_Job_.
Transcribe each line of the material as it is, and drop any picture.
------------------------------------
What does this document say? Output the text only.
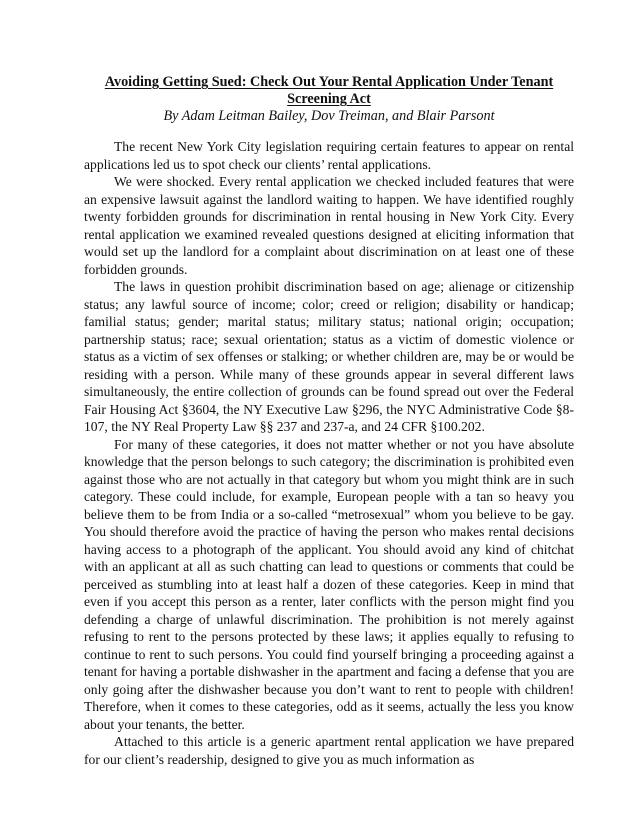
Avoiding Getting Sued: Check Out Your Rental Application Under Tenant Screening Act

By Adam Leitman Bailey, Dov Treiman, and Blair Parsont

The recent New York City legislation requiring certain features to appear on rental applications led us to spot check our clients’ rental applications.

We were shocked. Every rental application we checked included features that were an expensive lawsuit against the landlord waiting to happen. We have identified roughly twenty forbidden grounds for discrimination in rental housing in New York City. Every rental application we examined revealed questions designed at eliciting information that would set up the landlord for a complaint about discrimination on at least one of these forbidden grounds.

The laws in question prohibit discrimination based on age; alienage or citizenship status; any lawful source of income; color; creed or religion; disability or handicap; familial status; gender; marital status; military status; national origin; occupation; partnership status; race; sexual orientation; status as a victim of domestic violence or status as a victim of sex offenses or stalking; or whether children are, may be or would be residing with a person. While many of these grounds appear in several different laws simultaneously, the entire collection of grounds can be found spread out over the Federal Fair Housing Act §3604, the NY Executive Law §296, the NYC Administrative Code §8-107, the NY Real Property Law §§ 237 and 237-a, and 24 CFR §100.202.

For many of these categories, it does not matter whether or not you have absolute knowledge that the person belongs to such category; the discrimination is prohibited even against those who are not actually in that category but whom you might think are in such category. These could include, for example, European people with a tan so heavy you believe them to be from India or a so-called “metrosexual” whom you believe to be gay. You should therefore avoid the practice of having the person who makes rental decisions having access to a photograph of the applicant. You should avoid any kind of chitchat with an applicant at all as such chatting can lead to questions or comments that could be perceived as stumbling into at least half a dozen of these categories. Keep in mind that even if you accept this person as a renter, later conflicts with the person might find you defending a charge of unlawful discrimination. The prohibition is not merely against refusing to rent to the persons protected by these laws; it applies equally to refusing to continue to rent to such persons. You could find yourself bringing a proceeding against a tenant for having a portable dishwasher in the apartment and facing a defense that you are only going after the dishwasher because you don’t want to rent to people with children! Therefore, when it comes to these categories, odd as it seems, actually the less you know about your tenants, the better.

Attached to this article is a generic apartment rental application we have prepared for our client’s readership, designed to give you as much information as
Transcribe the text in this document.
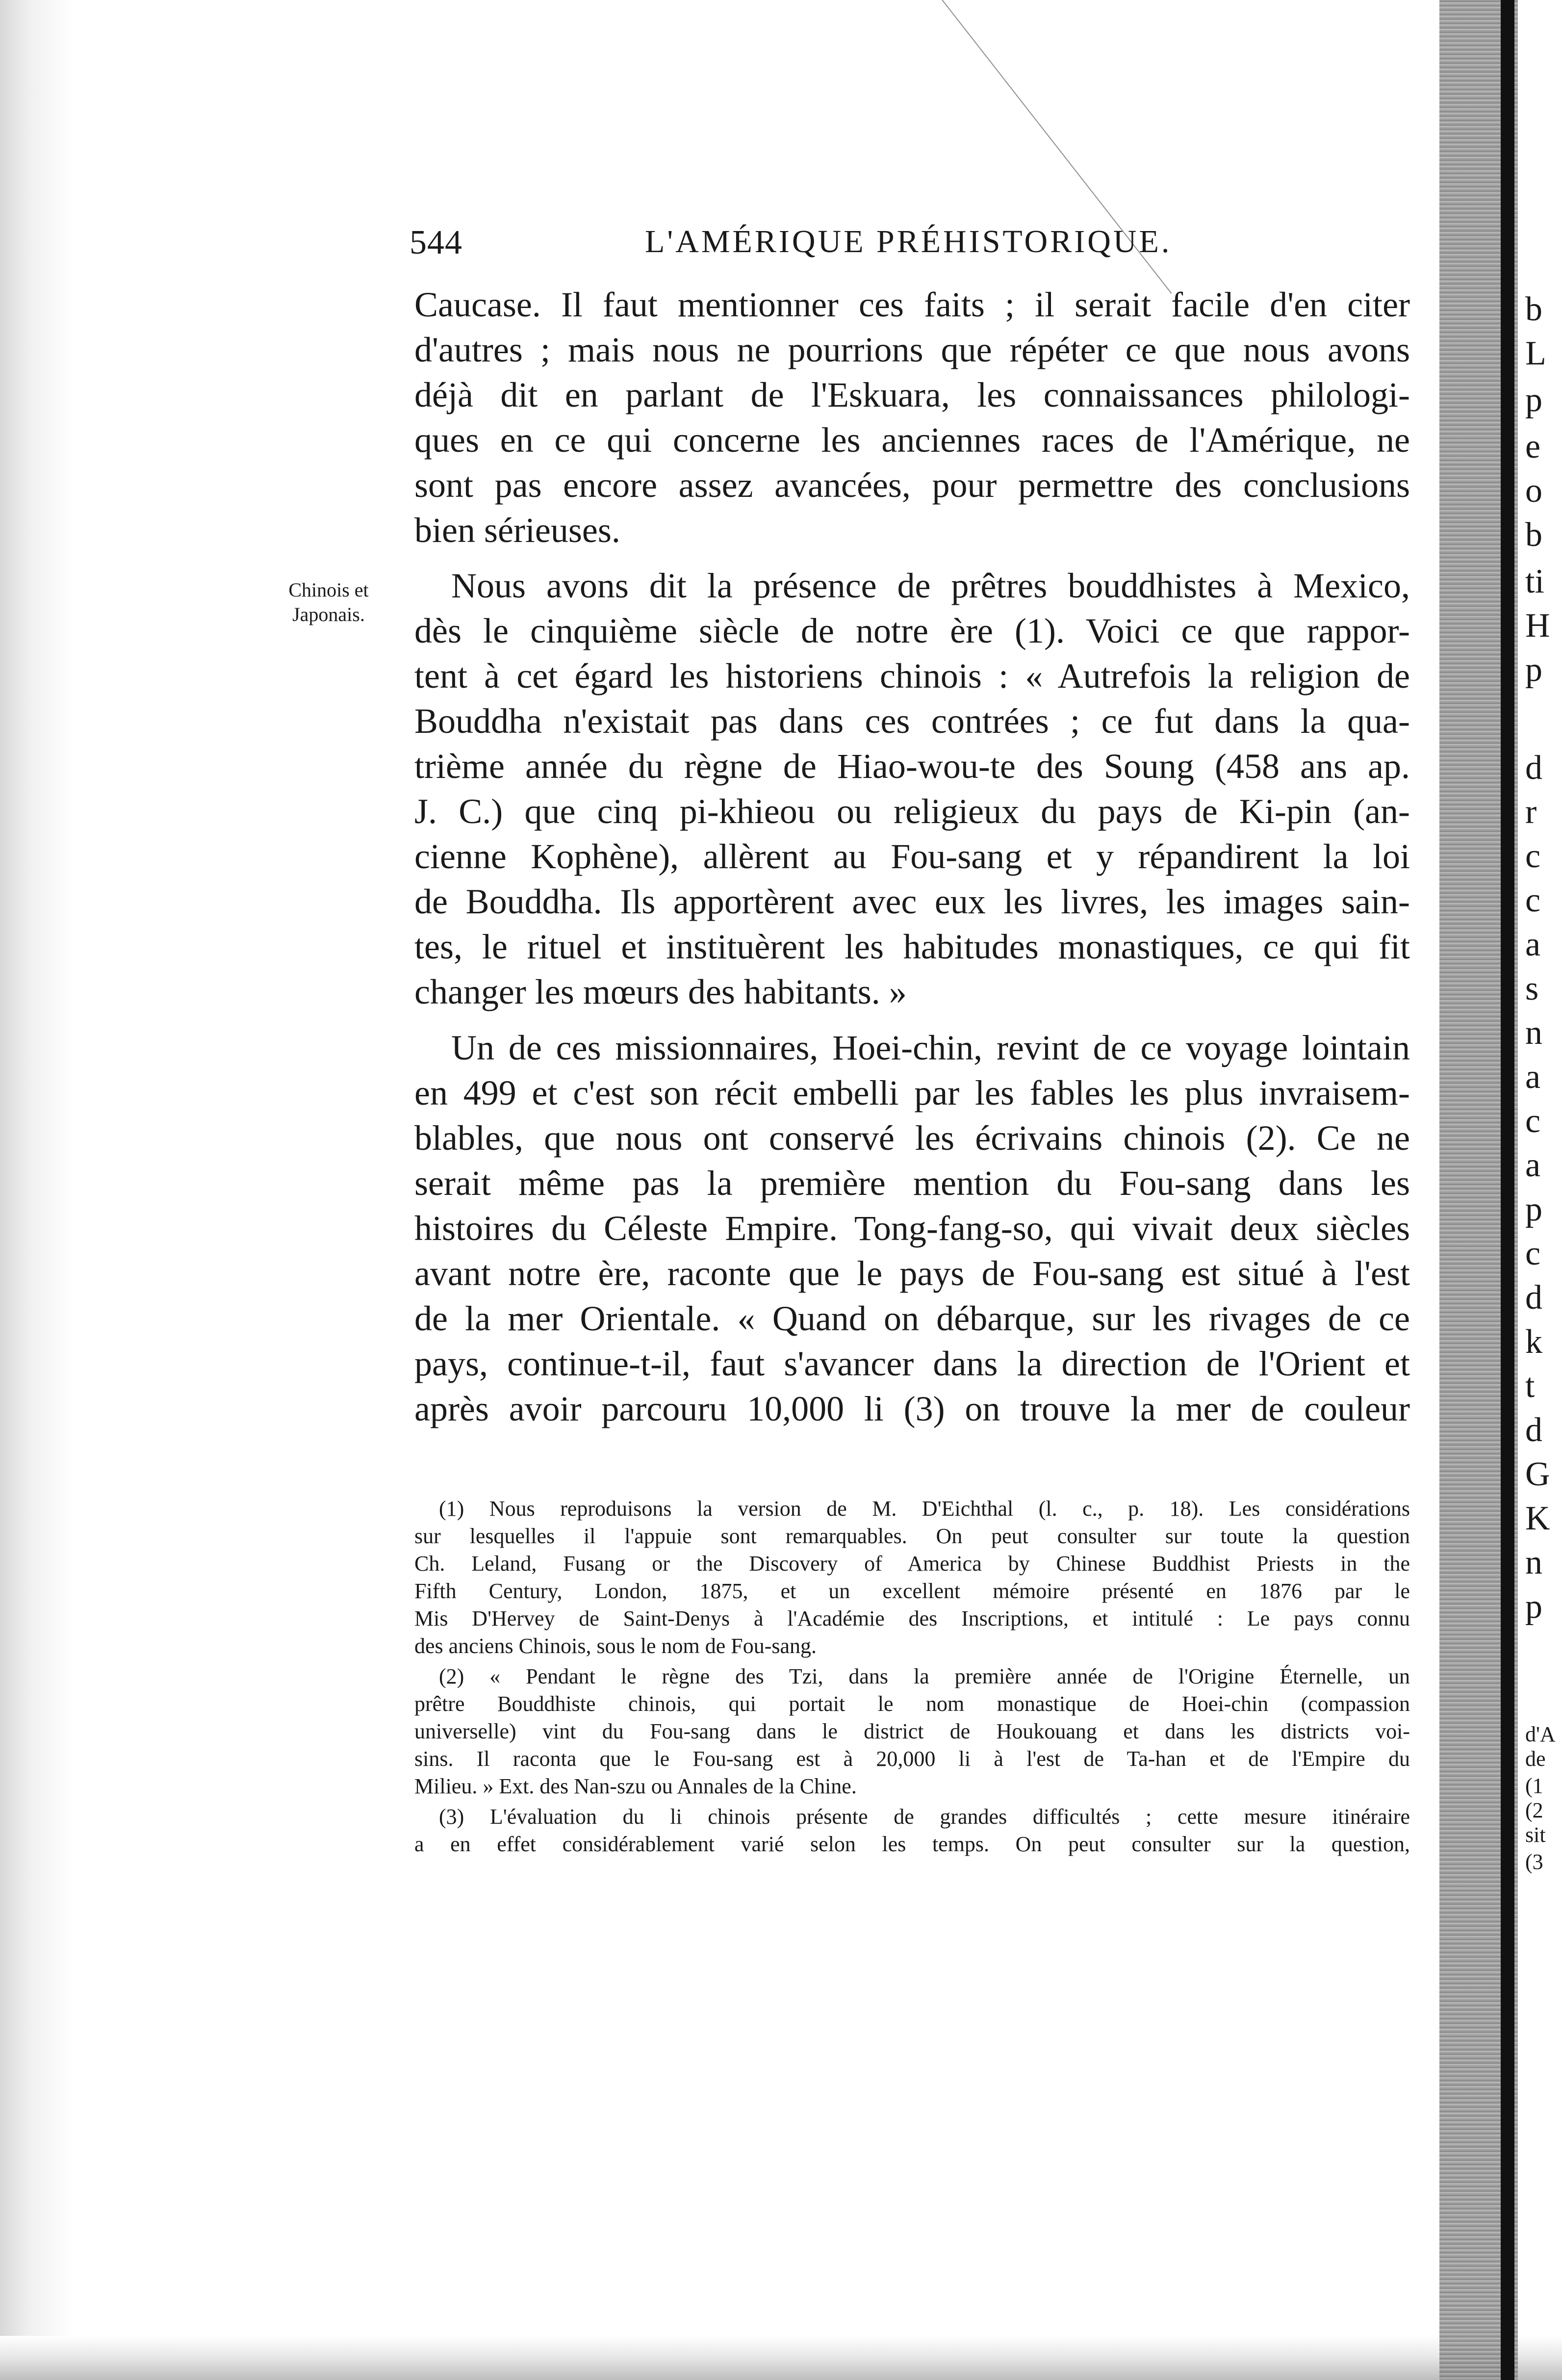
544	L'AMÉRIQUE PRÉHISTORIQUE.

Chinois et Japonais.

Caucase. Il faut mentionner ces faits ; il serait facile d'en citer

d'autres ; mais nous ne pourrions que répéter ce que nous avons

déjà dit en parlant de l'Eskuara, les connaissances philologi-

ques en ce qui concerne les anciennes races de l'Amérique, ne

sont pas encore assez avancées, pour permettre des conclusions

bien sérieuses.

Nous avons dit la présence de prêtres bouddhistes à Mexico,

dès le cinquième siècle de notre ère (1). Voici ce que rappor-

tent à cet égard les historiens chinois : « Autrefois la religion de

Bouddha n'existait pas dans ces contrées ; ce fut dans la qua-

trième année du règne de Hiao-wou-te des Soung (458 ans ap.

J. C.) que cinq pi-khieou ou religieux du pays de Ki-pin (an-

cienne Kophène), allèrent au Fou-sang et y répandirent la loi

de Bouddha. Ils apportèrent avec eux les livres, les images sain-

tes, le rituel et instituèrent les habitudes monastiques, ce qui fit

changer les mœurs des habitants. »

Un de ces missionnaires, Hoei-chin, revint de ce voyage lointain

en 499 et c'est son récit embelli par les fables les plus invraisem-

blables, que nous ont conservé les écrivains chinois (2). Ce ne

serait même pas la première mention du Fou-sang dans les

histoires du Céleste Empire. Tong-fang-so, qui vivait deux siècles

avant notre ère, raconte que le pays de Fou-sang est situé à l'est

de la mer Orientale. « Quand on débarque, sur les rivages de ce

pays, continue-t-il, faut s'avancer dans la direction de l'Orient et

après avoir parcouru 10,000 li (3) on trouve la mer de couleur

(1) Nous reproduisons la version de M. D'Eichthal (l. c., p. 18). Les considérations

sur lesquelles il l'appuie sont remarquables. On peut consulter sur toute la question

Ch. Leland, Fusang or the Discovery of America by Chinese Buddhist Priests in the

Fifth Century, London, 1875, et un excellent mémoire présenté en 1876 par le

Mis D'Hervey de Saint-Denys à l'Académie des Inscriptions, et intitulé : Le pays connu

des anciens Chinois, sous le nom de Fou-sang.

(2) « Pendant le règne des Tzi, dans la première année de l'Origine Éternelle, un

prêtre Bouddhiste chinois, qui portait le nom monastique de Hoei-chin (compassion

universelle) vint du Fou-sang dans le district de Houkouang et dans les districts voi-

sins. Il raconta que le Fou-sang est à 20,000 li à l'est de Ta-han et de l'Empire du

Milieu. » Ext. des Nan-szu ou Annales de la Chine.

(3) L'évaluation du li chinois présente de grandes difficultés ; cette mesure itinéraire

a en effet considérablement varié selon les temps. On peut consulter sur la question,

b

L

p

e

o

b

ti

H

p

d

r

c

c

a

s

n

a

c

a

p

c

d

k

t

d

G

K

n

p

d'A

de

(1

(2

sit

(3
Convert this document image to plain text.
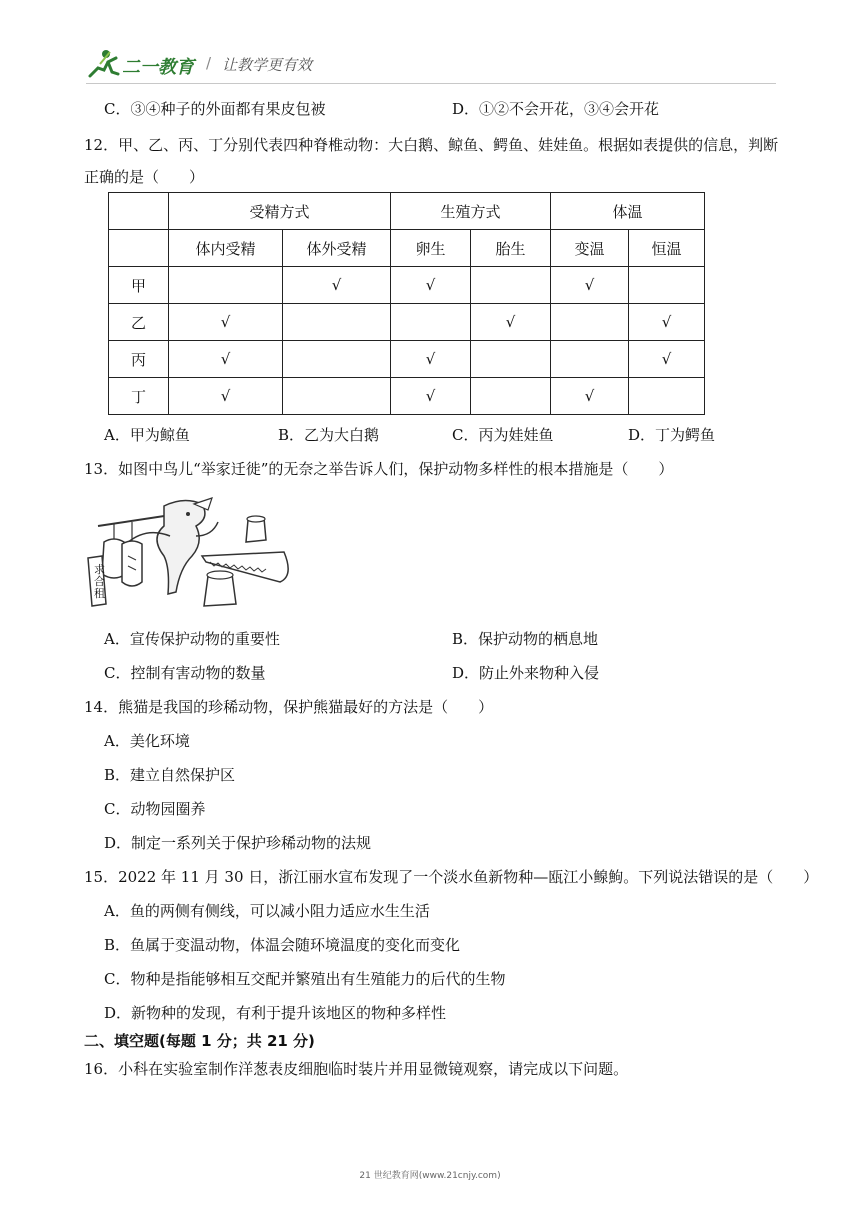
二一教育 / 让教学更有效
C．③④种子的外面都有果皮包被	D．①②不会开花，③④会开花
12．甲、乙、丙、丁分别代表四种脊椎动物：大白鹅、鲸鱼、鳄鱼、娃娃鱼。根据如表提供的信息，判断
正确的是（　　）
	受精方式		生殖方式		体温	
	体内受精	体外受精	卵生	胎生	变温	恒温
甲		√	√		√	
乙	√			√		√
丙	√		√			√
丁	√		√		√	
A．甲为鲸鱼	B．乙为大白鹅	C．丙为娃娃鱼	D．丁为鳄鱼
13．如图中鸟儿“举家迁徙”的无奈之举告诉人们，保护动物多样性的根本措施是（　　）
求合租
A．宣传保护动物的重要性	B．保护动物的栖息地
C．控制有害动物的数量	D．防止外来物种入侵
14．熊猫是我国的珍稀动物，保护熊猫最好的方法是（　　）
A．美化环境
B．建立自然保护区
C．动物园圈养
D．制定一系列关于保护珍稀动物的法规
15．2022 年 11 月 30 日，浙江丽水宣布发现了一个淡水鱼新物种—瓯江小鳈鮈。下列说法错误的是（　　）
A．鱼的两侧有侧线，可以减小阻力适应水生生活
B．鱼属于变温动物，体温会随环境温度的变化而变化
C．物种是指能够相互交配并繁殖出有生殖能力的后代的生物
D．新物种的发现，有利于提升该地区的物种多样性
二、填空题(每题 1 分；共 21 分)
16．小科在实验室制作洋葱表皮细胞临时装片并用显微镜观察，请完成以下问题。
21 世纪教育网(www.21cnjy.com)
------------------------------------
_Task result_.
What does this document say? Output the text only.
Avoiding Getting Sued: Check Out Your Rental Application Under Tenant Screening Act

By Adam Leitman Bailey, Dov Treiman, and Blair Parsont

The recent New York City legislation requiring certain features to appear on rental applications led us to spot check our clients’ rental applications.

We were shocked. Every rental application we checked included features that were an expensive lawsuit against the landlord waiting to happen. We have identified roughly twenty forbidden grounds for discrimination in rental housing in New York City. Every rental application we examined revealed questions designed at eliciting information that would set up the landlord for a complaint about discrimination on at least one of these forbidden grounds.

The laws in question prohibit discrimination based on age; alienage or citizenship status; any lawful source of income; color; creed or religion; disability or handicap; familial status; gender; marital status; military status; national origin; occupation; partnership status; race; sexual orientation; status as a victim of domestic violence or status as a victim of sex offenses or stalking; or whether children are, may be or would be residing with a person. While many of these grounds appear in several different laws simultaneously, the entire collection of grounds can be found spread out over the Federal Fair Housing Act §3604, the NY Executive Law §296, the NYC Administrative Code §8-107, the NY Real Property Law §§ 237 and 237-a, and 24 CFR §100.202.

For many of these categories, it does not matter whether or not you have absolute knowledge that the person belongs to such category; the discrimination is prohibited even against those who are not actually in that category but whom you might think are in such category. These could include, for example, European people with a tan so heavy you believe them to be from India or a so-called “metrosexual” whom you believe to be gay. You should therefore avoid the practice of having the person who makes rental decisions having access to a photograph of the applicant. You should avoid any kind of chitchat with an applicant at all as such chatting can lead to questions or comments that could be perceived as stumbling into at least half a dozen of these categories. Keep in mind that even if you accept this person as a renter, later conflicts with the person might find you defending a charge of unlawful discrimination. The prohibition is not merely against refusing to rent to the persons protected by these laws; it applies equally to refusing to continue to rent to such persons. You could find yourself bringing a proceeding against a tenant for having a portable dishwasher in the apartment and facing a defense that you are only going after the dishwasher because you don’t want to rent to people with children! Therefore, when it comes to these categories, odd as it seems, actually the less you know about your tenants, the better.

Attached to this article is a generic apartment rental application we have prepared for our client’s readership, designed to give you as much information as
Transcribe the text in this document.
544	L'AMÉRIQUE PRÉHISTORIQUE.

Chinois et Japonais.

Caucase. Il faut mentionner ces faits ; il serait facile d'en citer

d'autres ; mais nous ne pourrions que répéter ce que nous avons

déjà dit en parlant de l'Eskuara, les connaissances philologi-

ques en ce qui concerne les anciennes races de l'Amérique, ne

sont pas encore assez avancées, pour permettre des conclusions

bien sérieuses.

Nous avons dit la présence de prêtres bouddhistes à Mexico,

dès le cinquième siècle de notre ère (1). Voici ce que rappor-

tent à cet égard les historiens chinois : « Autrefois la religion de

Bouddha n'existait pas dans ces contrées ; ce fut dans la qua-

trième année du règne de Hiao-wou-te des Soung (458 ans ap.

J. C.) que cinq pi-khieou ou religieux du pays de Ki-pin (an-

cienne Kophène), allèrent au Fou-sang et y répandirent la loi

de Bouddha. Ils apportèrent avec eux les livres, les images sain-

tes, le rituel et instituèrent les habitudes monastiques, ce qui fit

changer les mœurs des habitants. »

Un de ces missionnaires, Hoei-chin, revint de ce voyage lointain

en 499 et c'est son récit embelli par les fables les plus invraisem-

blables, que nous ont conservé les écrivains chinois (2). Ce ne

serait même pas la première mention du Fou-sang dans les

histoires du Céleste Empire. Tong-fang-so, qui vivait deux siècles

avant notre ère, raconte que le pays de Fou-sang est situé à l'est

de la mer Orientale. « Quand on débarque, sur les rivages de ce

pays, continue-t-il, faut s'avancer dans la direction de l'Orient et

après avoir parcouru 10,000 li (3) on trouve la mer de couleur

(1) Nous reproduisons la version de M. D'Eichthal (l. c., p. 18). Les considérations

sur lesquelles il l'appuie sont remarquables. On peut consulter sur toute la question

Ch. Leland, Fusang or the Discovery of America by Chinese Buddhist Priests in the

Fifth Century, London, 1875, et un excellent mémoire présenté en 1876 par le

Mis D'Hervey de Saint-Denys à l'Académie des Inscriptions, et intitulé : Le pays connu

des anciens Chinois, sous le nom de Fou-sang.

(2) « Pendant le règne des Tzi, dans la première année de l'Origine Éternelle, un

prêtre Bouddhiste chinois, qui portait le nom monastique de Hoei-chin (compassion

universelle) vint du Fou-sang dans le district de Houkouang et dans les districts voi-

sins. Il raconta que le Fou-sang est à 20,000 li à l'est de Ta-han et de l'Empire du

Milieu. » Ext. des Nan-szu ou Annales de la Chine.

(3) L'évaluation du li chinois présente de grandes difficultés ; cette mesure itinéraire

a en effet considérablement varié selon les temps. On peut consulter sur la question,

b

L

p

e

o

b

ti

H

p

d

r

c

c

a

s

n

a

c

a

p

c

d

k

t

d

G

K

n

p

d'A

de

(1

(2

sit

(3
Convert this document image to plain text.
二一教育 / 让教学更有效
C．③④种子的外面都有果皮包被	D．①②不会开花，③④会开花
12．甲、乙、丙、丁分别代表四种脊椎动物：大白鹅、鲸鱼、鳄鱼、娃娃鱼。根据如表提供的信息，判断
正确的是（　　）
	受精方式		生殖方式		体温	
	体内受精	体外受精	卵生	胎生	变温	恒温
甲		√	√		√	
乙	√			√		√
丙	√		√			√
丁	√		√		√	
A．甲为鲸鱼	B．乙为大白鹅	C．丙为娃娃鱼	D．丁为鳄鱼
13．如图中鸟儿“举家迁徙”的无奈之举告诉人们，保护动物多样性的根本措施是（　　）
求合租
A．宣传保护动物的重要性	B．保护动物的栖息地
C．控制有害动物的数量	D．防止外来物种入侵
14．熊猫是我国的珍稀动物，保护熊猫最好的方法是（　　）
A．美化环境
B．建立自然保护区
C．动物园圈养
D．制定一系列关于保护珍稀动物的法规
15．2022 年 11 月 30 日，浙江丽水宣布发现了一个淡水鱼新物种—瓯江小鳈鮈。下列说法错误的是（　　）
A．鱼的两侧有侧线，可以减小阻力适应水生生活
B．鱼属于变温动物，体温会随环境温度的变化而变化
C．物种是指能够相互交配并繁殖出有生殖能力的后代的生物
D．新物种的发现，有利于提升该地区的物种多样性
二、填空题(每题 1 分；共 21 分)
16．小科在实验室制作洋葱表皮细胞临时装片并用显微镜观察，请完成以下问题。
21 世纪教育网(www.21cnjy.com)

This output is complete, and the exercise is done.